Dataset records
• • • • • • •

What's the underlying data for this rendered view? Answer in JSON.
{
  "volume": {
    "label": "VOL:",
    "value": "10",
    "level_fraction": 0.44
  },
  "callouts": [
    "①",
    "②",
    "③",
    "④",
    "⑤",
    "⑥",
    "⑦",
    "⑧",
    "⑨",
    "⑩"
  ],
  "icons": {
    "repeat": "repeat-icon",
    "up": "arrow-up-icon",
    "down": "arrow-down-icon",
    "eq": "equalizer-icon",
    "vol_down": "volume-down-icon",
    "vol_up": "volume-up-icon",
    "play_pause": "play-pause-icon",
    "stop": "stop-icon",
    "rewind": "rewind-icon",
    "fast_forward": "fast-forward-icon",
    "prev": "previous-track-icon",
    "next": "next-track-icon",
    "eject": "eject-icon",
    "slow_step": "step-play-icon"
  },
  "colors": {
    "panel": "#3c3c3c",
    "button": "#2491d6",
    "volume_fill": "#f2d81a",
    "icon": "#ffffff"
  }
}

• • • • • • •

WRITTEN INSTRUCTION: Type the material above out again, exactly.

FINISHED TASK:
What's the underlying data for this rendered view? Answer in JSON.
{
  "volume": {
    "label": "VOL:",
    "value": "10",
    "level_fraction": 0.44
  },
  "callouts": [
    "①",
    "②",
    "③",
    "④",
    "⑤",
    "⑥",
    "⑦",
    "⑧",
    "⑨",
    "⑩"
  ],
  "icons": {
    "repeat": "repeat-icon",
    "up": "arrow-up-icon",
    "down": "arrow-down-icon",
    "eq": "equalizer-icon",
    "vol_down": "volume-down-icon",
    "vol_up": "volume-up-icon",
    "play_pause": "play-pause-icon",
    "stop": "stop-icon",
    "rewind": "rewind-icon",
    "fast_forward": "fast-forward-icon",
    "prev": "previous-track-icon",
    "next": "next-track-icon",
    "eject": "eject-icon",
    "slow_step": "step-play-icon"
  },
  "colors": {
    "panel": "#3c3c3c",
    "button": "#2491d6",
    "volume_fill": "#f2d81a",
    "icon": "#ffffff"
  }
}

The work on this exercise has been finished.